(Entries taken from a collection)
— BEGIN —

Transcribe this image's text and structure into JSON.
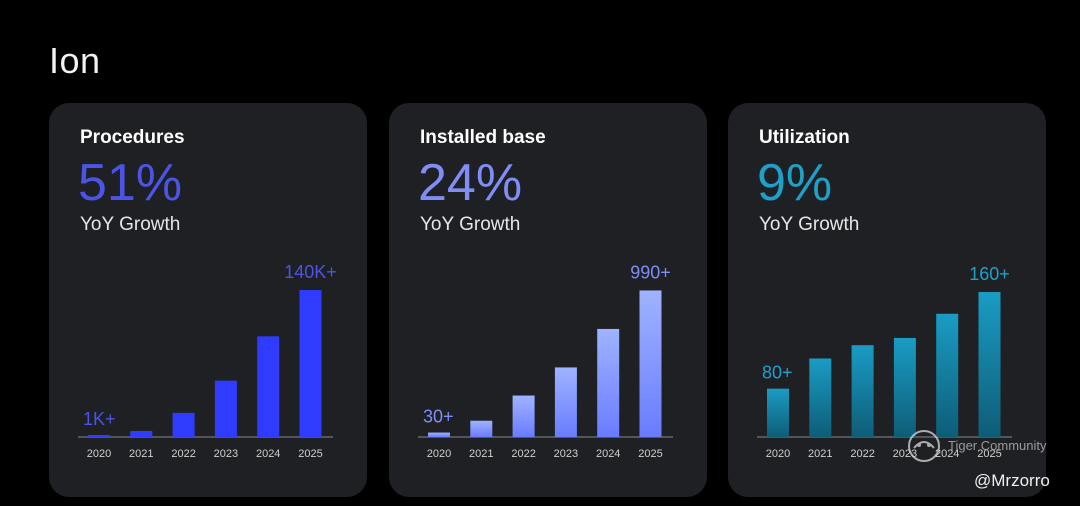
{
  "page": {
    "title": "Ion"
  },
  "chart_data": [
    {
      "type": "bar",
      "title": "Procedures",
      "headline": "51%",
      "subtitle": "YoY Growth",
      "categories": [
        "2020",
        "2021",
        "2022",
        "2023",
        "2024",
        "2025"
      ],
      "values": [
        1,
        6,
        24,
        56,
        100,
        146
      ],
      "units": "thousands",
      "start_label": "1K+",
      "end_label": "140K+",
      "ylim": [
        0,
        150
      ],
      "color_top": "#2f3cff",
      "color_bottom": "#2f3cff",
      "accent": "#4a55e6"
    },
    {
      "type": "bar",
      "title": "Installed base",
      "headline": "24%",
      "subtitle": "YoY Growth",
      "categories": [
        "2020",
        "2021",
        "2022",
        "2023",
        "2024",
        "2025"
      ],
      "values": [
        30,
        110,
        280,
        470,
        730,
        990
      ],
      "start_label": "30+",
      "end_label": "990+",
      "ylim": [
        0,
        1020
      ],
      "color_top": "#9fb3ff",
      "color_bottom": "#6a7cff",
      "accent": "#7f8df5"
    },
    {
      "type": "bar",
      "title": "Utilization",
      "headline": "9%",
      "subtitle": "YoY Growth",
      "categories": [
        "2020",
        "2021",
        "2022",
        "2023",
        "2024",
        "2025"
      ],
      "values": [
        80,
        105,
        116,
        122,
        142,
        160
      ],
      "start_label": "80+",
      "end_label": "160+",
      "ylim": [
        40,
        165
      ],
      "color_top": "#1a9cc4",
      "color_bottom": "#0e5d77",
      "accent": "#1fa0c8"
    }
  ],
  "watermark": {
    "text": "Tiger Community"
  },
  "credit": {
    "text": "@Mrzorro"
  }
}
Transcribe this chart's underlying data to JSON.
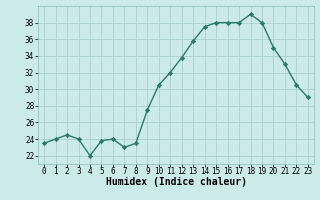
{
  "x": [
    0,
    1,
    2,
    3,
    4,
    5,
    6,
    7,
    8,
    9,
    10,
    11,
    12,
    13,
    14,
    15,
    16,
    17,
    18,
    19,
    20,
    21,
    22,
    23
  ],
  "y": [
    23.5,
    24.0,
    24.5,
    24.0,
    22.0,
    23.8,
    24.0,
    23.0,
    23.5,
    27.5,
    30.5,
    32.0,
    33.8,
    35.8,
    37.5,
    38.0,
    38.0,
    38.0,
    39.0,
    38.0,
    35.0,
    33.0,
    30.5,
    29.0
  ],
  "line_color": "#2a7a6a",
  "marker": "D",
  "markersize": 2.2,
  "linewidth": 1.0,
  "bg_color": "#cdeaea",
  "grid_color": "#aacece",
  "xlabel": "Humidex (Indice chaleur)",
  "ylim": [
    21,
    40
  ],
  "xlim": [
    -0.5,
    23.5
  ],
  "yticks": [
    22,
    24,
    26,
    28,
    30,
    32,
    34,
    36,
    38
  ],
  "xticks": [
    0,
    1,
    2,
    3,
    4,
    5,
    6,
    7,
    8,
    9,
    10,
    11,
    12,
    13,
    14,
    15,
    16,
    17,
    18,
    19,
    20,
    21,
    22,
    23
  ],
  "xlabel_fontsize": 7,
  "tick_fontsize": 5.5
}
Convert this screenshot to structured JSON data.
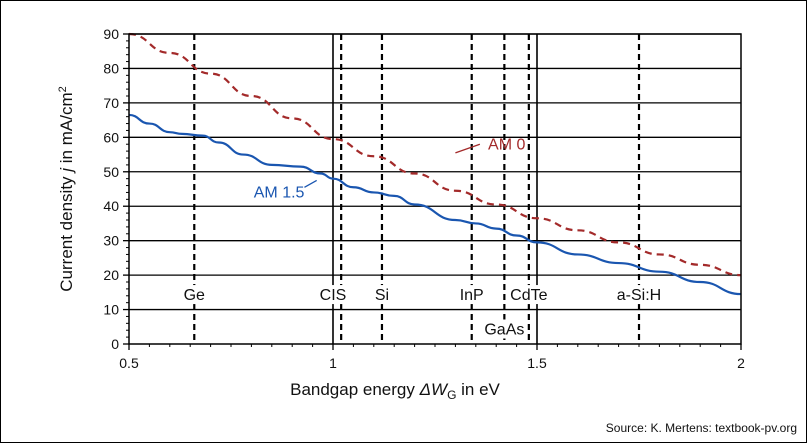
{
  "chart_data": {
    "type": "line",
    "xlabel_prefix": "Bandgap energy ",
    "xlabel_symbol": "ΔW",
    "xlabel_sub": "G",
    "xlabel_suffix": " in eV",
    "ylabel_prefix": "Current density ",
    "ylabel_symbol": "j",
    "ylabel_suffix": " in mA/cm",
    "ylabel_sup": "2",
    "xlim": [
      0.5,
      2.0
    ],
    "ylim": [
      0,
      90
    ],
    "xticks": [
      0.5,
      1,
      1.5,
      2
    ],
    "xtick_labels": [
      "0.5",
      "1",
      "1.5",
      "2"
    ],
    "yticks": [
      0,
      10,
      20,
      30,
      40,
      50,
      60,
      70,
      80,
      90
    ],
    "ytick_labels": [
      "0",
      "10",
      "20",
      "30",
      "40",
      "50",
      "60",
      "70",
      "80",
      "90"
    ],
    "grid": "horizontal",
    "series": [
      {
        "name": "AM 0",
        "color": "#a32a2a",
        "style": "dashed",
        "x": [
          0.5,
          0.6,
          0.7,
          0.8,
          0.9,
          1.0,
          1.1,
          1.2,
          1.3,
          1.4,
          1.5,
          1.6,
          1.7,
          1.8,
          1.9,
          2.0
        ],
        "y": [
          90,
          84.5,
          78.5,
          72,
          65.5,
          59.5,
          54.5,
          49.5,
          44.5,
          40.5,
          36.5,
          33,
          29.5,
          26,
          23,
          20
        ]
      },
      {
        "name": "AM 1.5",
        "color": "#1a56b0",
        "style": "solid",
        "x": [
          0.5,
          0.55,
          0.6,
          0.63,
          0.68,
          0.72,
          0.78,
          0.85,
          0.92,
          0.97,
          1.0,
          1.05,
          1.1,
          1.15,
          1.2,
          1.3,
          1.35,
          1.4,
          1.45,
          1.5,
          1.6,
          1.7,
          1.8,
          1.9,
          2.0
        ],
        "y": [
          66.5,
          64,
          61.5,
          61,
          60.5,
          58.5,
          55,
          52,
          51.5,
          49.5,
          48,
          45.5,
          44,
          43,
          40.5,
          36,
          35,
          33.5,
          31.5,
          29.5,
          26,
          23.5,
          21,
          18,
          14.5
        ]
      }
    ],
    "materials": [
      {
        "label": "Ge",
        "x": 0.66,
        "style": "dashed",
        "label_row": "upper"
      },
      {
        "label": "CIS",
        "x": 1.0,
        "style": "solid",
        "label_row": "upper"
      },
      {
        "label": "",
        "x": 1.02,
        "style": "dashed",
        "label_row": "upper"
      },
      {
        "label": "Si",
        "x": 1.12,
        "style": "dashed",
        "label_row": "upper"
      },
      {
        "label": "InP",
        "x": 1.34,
        "style": "dashed",
        "label_row": "upper"
      },
      {
        "label": "GaAs",
        "x": 1.42,
        "style": "dashed",
        "label_row": "lower"
      },
      {
        "label": "CdTe",
        "x": 1.48,
        "style": "dashed",
        "label_row": "upper"
      },
      {
        "label": "",
        "x": 1.5,
        "style": "solid",
        "label_row": "upper"
      },
      {
        "label": "a-Si:H",
        "x": 1.75,
        "style": "dashed",
        "label_row": "upper"
      }
    ],
    "annotations": [
      {
        "text": "AM 0",
        "series": 0
      },
      {
        "text": "AM 1.5",
        "series": 1
      }
    ]
  },
  "source": "Source: K. Mertens: textbook-pv.org"
}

— END —

DO THIS —
An exact transcription of all the entries is required, without the pictures.

THE RESULT —
Transcribe this image's text and structure into JSON.
{
  "page": {
    "title": "Ion"
  },
  "chart_data": [
    {
      "type": "bar",
      "title": "Procedures",
      "headline": "51%",
      "subtitle": "YoY Growth",
      "categories": [
        "2020",
        "2021",
        "2022",
        "2023",
        "2024",
        "2025"
      ],
      "values": [
        1,
        6,
        24,
        56,
        100,
        146
      ],
      "units": "thousands",
      "start_label": "1K+",
      "end_label": "140K+",
      "ylim": [
        0,
        150
      ],
      "color_top": "#2f3cff",
      "color_bottom": "#2f3cff",
      "accent": "#4a55e6"
    },
    {
      "type": "bar",
      "title": "Installed base",
      "headline": "24%",
      "subtitle": "YoY Growth",
      "categories": [
        "2020",
        "2021",
        "2022",
        "2023",
        "2024",
        "2025"
      ],
      "values": [
        30,
        110,
        280,
        470,
        730,
        990
      ],
      "start_label": "30+",
      "end_label": "990+",
      "ylim": [
        0,
        1020
      ],
      "color_top": "#9fb3ff",
      "color_bottom": "#6a7cff",
      "accent": "#7f8df5"
    },
    {
      "type": "bar",
      "title": "Utilization",
      "headline": "9%",
      "subtitle": "YoY Growth",
      "categories": [
        "2020",
        "2021",
        "2022",
        "2023",
        "2024",
        "2025"
      ],
      "values": [
        80,
        105,
        116,
        122,
        142,
        160
      ],
      "start_label": "80+",
      "end_label": "160+",
      "ylim": [
        40,
        165
      ],
      "color_top": "#1a9cc4",
      "color_bottom": "#0e5d77",
      "accent": "#1fa0c8"
    }
  ],
  "watermark": {
    "text": "Tiger Community"
  },
  "credit": {
    "text": "@Mrzorro"
  }
}
Transcribe this chart's underlying data to JSON.
{
  "x": [
    0,
    1,
    2,
    3,
    4,
    5,
    6,
    7,
    8,
    9,
    10,
    11,
    12,
    13,
    14,
    15,
    16,
    17,
    18,
    19,
    20,
    21,
    22,
    23
  ],
  "y": [
    23.5,
    24.0,
    24.5,
    24.0,
    22.0,
    23.8,
    24.0,
    23.0,
    23.5,
    27.5,
    30.5,
    32.0,
    33.8,
    35.8,
    37.5,
    38.0,
    38.0,
    38.0,
    39.0,
    38.0,
    35.0,
    33.0,
    30.5,
    29.0
  ],
  "line_color": "#2a7a6a",
  "marker": "D",
  "markersize": 2.2,
  "linewidth": 1.0,
  "bg_color": "#cdeaea",
  "grid_color": "#aacece",
  "xlabel": "Humidex (Indice chaleur)",
  "ylim": [
    21,
    40
  ],
  "xlim": [
    -0.5,
    23.5
  ],
  "yticks": [
    22,
    24,
    26,
    28,
    30,
    32,
    34,
    36,
    38
  ],
  "xticks": [
    0,
    1,
    2,
    3,
    4,
    5,
    6,
    7,
    8,
    9,
    10,
    11,
    12,
    13,
    14,
    15,
    16,
    17,
    18,
    19,
    20,
    21,
    22,
    23
  ],
  "xlabel_fontsize": 7,
  "tick_fontsize": 5.5
}
Convert this screenshot to structured JSON data.
{
  "chart_data": {
    "type": "line",
    "xlabel_prefix": "Bandgap energy ",
    "xlabel_symbol": "ΔW",
    "xlabel_sub": "G",
    "xlabel_suffix": " in eV",
    "ylabel_prefix": "Current density ",
    "ylabel_symbol": "j",
    "ylabel_suffix": " in mA/cm",
    "ylabel_sup": "2",
    "xlim": [
      0.5,
      2.0
    ],
    "ylim": [
      0,
      90
    ],
    "xticks": [
      0.5,
      1,
      1.5,
      2
    ],
    "xtick_labels": [
      "0.5",
      "1",
      "1.5",
      "2"
    ],
    "yticks": [
      0,
      10,
      20,
      30,
      40,
      50,
      60,
      70,
      80,
      90
    ],
    "ytick_labels": [
      "0",
      "10",
      "20",
      "30",
      "40",
      "50",
      "60",
      "70",
      "80",
      "90"
    ],
    "grid": "horizontal",
    "series": [
      {
        "name": "AM 0",
        "color": "#a32a2a",
        "style": "dashed",
        "x": [
          0.5,
          0.6,
          0.7,
          0.8,
          0.9,
          1.0,
          1.1,
          1.2,
          1.3,
          1.4,
          1.5,
          1.6,
          1.7,
          1.8,
          1.9,
          2.0
        ],
        "y": [
          90,
          84.5,
          78.5,
          72,
          65.5,
          59.5,
          54.5,
          49.5,
          44.5,
          40.5,
          36.5,
          33,
          29.5,
          26,
          23,
          20
        ]
      },
      {
        "name": "AM 1.5",
        "color": "#1a56b0",
        "style": "solid",
        "x": [
          0.5,
          0.55,
          0.6,
          0.63,
          0.68,
          0.72,
          0.78,
          0.85,
          0.92,
          0.97,
          1.0,
          1.05,
          1.1,
          1.15,
          1.2,
          1.3,
          1.35,
          1.4,
          1.45,
          1.5,
          1.6,
          1.7,
          1.8,
          1.9,
          2.0
        ],
        "y": [
          66.5,
          64,
          61.5,
          61,
          60.5,
          58.5,
          55,
          52,
          51.5,
          49.5,
          48,
          45.5,
          44,
          43,
          40.5,
          36,
          35,
          33.5,
          31.5,
          29.5,
          26,
          23.5,
          21,
          18,
          14.5
        ]
      }
    ],
    "materials": [
      {
        "label": "Ge",
        "x": 0.66,
        "style": "dashed",
        "label_row": "upper"
      },
      {
        "label": "CIS",
        "x": 1.0,
        "style": "solid",
        "label_row": "upper"
      },
      {
        "label": "",
        "x": 1.02,
        "style": "dashed",
        "label_row": "upper"
      },
      {
        "label": "Si",
        "x": 1.12,
        "style": "dashed",
        "label_row": "upper"
      },
      {
        "label": "InP",
        "x": 1.34,
        "style": "dashed",
        "label_row": "upper"
      },
      {
        "label": "GaAs",
        "x": 1.42,
        "style": "dashed",
        "label_row": "lower"
      },
      {
        "label": "CdTe",
        "x": 1.48,
        "style": "dashed",
        "label_row": "upper"
      },
      {
        "label": "",
        "x": 1.5,
        "style": "solid",
        "label_row": "upper"
      },
      {
        "label": "a-Si:H",
        "x": 1.75,
        "style": "dashed",
        "label_row": "upper"
      }
    ],
    "annotations": [
      {
        "text": "AM 0",
        "series": 0
      },
      {
        "text": "AM 1.5",
        "series": 1
      }
    ]
  },
  "source": "Source: K. Mertens: textbook-pv.org"
}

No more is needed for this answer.